> **Task requirements**
(a) How would you render this sentence from the cold-case article in Spanish: "She had not been sexually assaulted, and her purse and all its contents remained in the vehicle."
(b) Could you extend the article about the unsolved 1993 killing of a fifth-grade teacher, starting right after its final sentence?

> **Source document**
┌────────
What he discovered on Oct. 31, 1993, soon had the area near the Oakhills Elementary School crowded with detectives and crime scene specialists. Inside the van, Deputy Jeff Adams had discovered the body of a popular fifth-grade teacher who taught school about a mile away.
Cherilyn Hawkley’s photo is showing wear from years of sitting in the cold case files.
Detectives said Cherilyn Anne Hawkley, 39, had been strangled with a
cord or wire in the back seat of the van. She was fully clothed, with
no signs of a struggle. She had not been sexually assaulted, and her
purse and all its contents remained in the vehicle.
“We never found a motive or any creditable suspect involved in the high
profile murder,” said Placer Detective William Summers. He said
investigators have been baffled about the slaying over the years since
no positive clues or information has turned up in the unsolved
homicide. There were no indicators of anyone involved in her personal
life other than a boyfriend who never was a suspect, according to
investigators.
└────────
> **Excerpted records**
┌────────
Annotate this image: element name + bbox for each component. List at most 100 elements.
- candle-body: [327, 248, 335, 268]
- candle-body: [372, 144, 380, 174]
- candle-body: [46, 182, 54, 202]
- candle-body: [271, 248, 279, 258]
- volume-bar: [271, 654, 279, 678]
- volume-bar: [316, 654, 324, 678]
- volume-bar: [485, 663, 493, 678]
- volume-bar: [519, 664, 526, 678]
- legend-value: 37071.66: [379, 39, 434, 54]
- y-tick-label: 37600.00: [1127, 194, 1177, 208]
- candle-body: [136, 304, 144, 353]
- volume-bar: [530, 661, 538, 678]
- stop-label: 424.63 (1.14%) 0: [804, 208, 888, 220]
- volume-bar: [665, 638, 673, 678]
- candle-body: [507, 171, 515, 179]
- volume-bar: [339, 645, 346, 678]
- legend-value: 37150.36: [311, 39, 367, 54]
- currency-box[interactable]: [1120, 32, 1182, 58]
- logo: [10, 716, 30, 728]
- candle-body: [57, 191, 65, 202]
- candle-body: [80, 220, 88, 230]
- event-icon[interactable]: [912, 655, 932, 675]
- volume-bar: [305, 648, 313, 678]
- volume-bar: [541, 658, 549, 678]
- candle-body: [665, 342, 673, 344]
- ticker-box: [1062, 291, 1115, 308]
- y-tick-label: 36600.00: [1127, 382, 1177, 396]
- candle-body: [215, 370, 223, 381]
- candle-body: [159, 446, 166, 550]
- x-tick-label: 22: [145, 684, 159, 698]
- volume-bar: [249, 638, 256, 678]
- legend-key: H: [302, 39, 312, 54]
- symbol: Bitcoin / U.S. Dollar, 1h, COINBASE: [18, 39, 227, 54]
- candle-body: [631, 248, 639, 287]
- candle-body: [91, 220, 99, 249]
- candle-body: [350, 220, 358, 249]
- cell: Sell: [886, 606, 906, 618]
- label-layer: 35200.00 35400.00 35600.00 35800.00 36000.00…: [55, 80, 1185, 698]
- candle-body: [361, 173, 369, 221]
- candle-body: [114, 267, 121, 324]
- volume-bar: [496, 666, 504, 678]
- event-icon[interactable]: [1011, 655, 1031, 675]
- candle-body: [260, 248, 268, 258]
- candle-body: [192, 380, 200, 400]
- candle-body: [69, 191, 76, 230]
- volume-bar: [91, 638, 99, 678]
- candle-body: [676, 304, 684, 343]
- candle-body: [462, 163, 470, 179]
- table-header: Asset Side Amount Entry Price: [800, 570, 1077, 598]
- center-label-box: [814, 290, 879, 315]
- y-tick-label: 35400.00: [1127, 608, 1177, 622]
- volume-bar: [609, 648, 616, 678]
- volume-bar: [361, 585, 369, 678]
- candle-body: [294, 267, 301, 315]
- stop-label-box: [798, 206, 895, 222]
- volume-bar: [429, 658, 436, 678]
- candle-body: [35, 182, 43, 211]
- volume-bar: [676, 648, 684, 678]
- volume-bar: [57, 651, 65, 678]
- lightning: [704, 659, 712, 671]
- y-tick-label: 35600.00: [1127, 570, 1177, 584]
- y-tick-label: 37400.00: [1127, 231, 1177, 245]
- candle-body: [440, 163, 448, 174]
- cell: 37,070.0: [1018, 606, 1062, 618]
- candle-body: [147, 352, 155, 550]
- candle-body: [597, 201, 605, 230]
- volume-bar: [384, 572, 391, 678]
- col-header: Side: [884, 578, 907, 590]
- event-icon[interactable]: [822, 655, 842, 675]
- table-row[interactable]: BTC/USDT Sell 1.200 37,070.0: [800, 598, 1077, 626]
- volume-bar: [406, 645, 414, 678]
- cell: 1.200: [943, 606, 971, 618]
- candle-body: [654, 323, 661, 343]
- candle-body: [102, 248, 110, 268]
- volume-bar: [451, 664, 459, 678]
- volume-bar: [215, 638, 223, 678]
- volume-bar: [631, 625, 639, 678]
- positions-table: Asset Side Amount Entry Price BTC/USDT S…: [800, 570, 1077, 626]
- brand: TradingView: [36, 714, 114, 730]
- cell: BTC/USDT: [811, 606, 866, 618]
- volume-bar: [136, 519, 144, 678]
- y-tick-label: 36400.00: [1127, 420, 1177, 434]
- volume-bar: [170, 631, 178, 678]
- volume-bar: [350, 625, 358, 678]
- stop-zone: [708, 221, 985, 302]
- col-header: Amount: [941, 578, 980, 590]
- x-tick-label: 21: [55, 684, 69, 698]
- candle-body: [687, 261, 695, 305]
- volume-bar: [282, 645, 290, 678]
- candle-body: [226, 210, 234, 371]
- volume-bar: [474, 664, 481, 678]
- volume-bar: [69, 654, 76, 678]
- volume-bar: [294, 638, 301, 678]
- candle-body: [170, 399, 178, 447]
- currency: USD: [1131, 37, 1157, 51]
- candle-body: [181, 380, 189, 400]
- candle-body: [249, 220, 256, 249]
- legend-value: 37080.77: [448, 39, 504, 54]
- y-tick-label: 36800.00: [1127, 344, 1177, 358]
└────────
> **Expected outputs**
(a) No había sido agredida sexualmente, y su bolso y todo su contenido permanecieron en el vehículo.

(b)
Detectives theorized that Hawkley knew her killer, and probably met her
assailant after leaving the Eureka School on a Friday afternoon.
Detectives never established why she and her van were driven to
Elmhurst Drive just off the East Roseville Parkway in the Granite Bay
area where her body was found. Local residents reported they saw the
vehicle parked alongside the road during the weekend as they went to
and from soccer games and other school sporting events.
Hawkley, who had purchased a home in Roseville, was last seen at the
Eureka school shortly after 3 p.m. on Oct. 29, and was reported missing
to Roseville police by family members the next day. Adams was on
routine patrol on Elmhurst Drive when he discovered her body about 9
p.m. on Oct. 31. The van’s doors were locked and the windows secured.
School officials said Hawkley was a respected teacher and was well
liked by her students. This was her first year of teaching at Eureka
after leaving the Durham Unified School District near Chico where she
was a teacher for 2 1/2 years.
Sheriff Donald Nunes released a composite drawing of an unidentified
man seen on the Eureka School ground shortly before Hawkley left the
school and was last seen alive, but detectives never considered the man
more than a person of interest. He was never located.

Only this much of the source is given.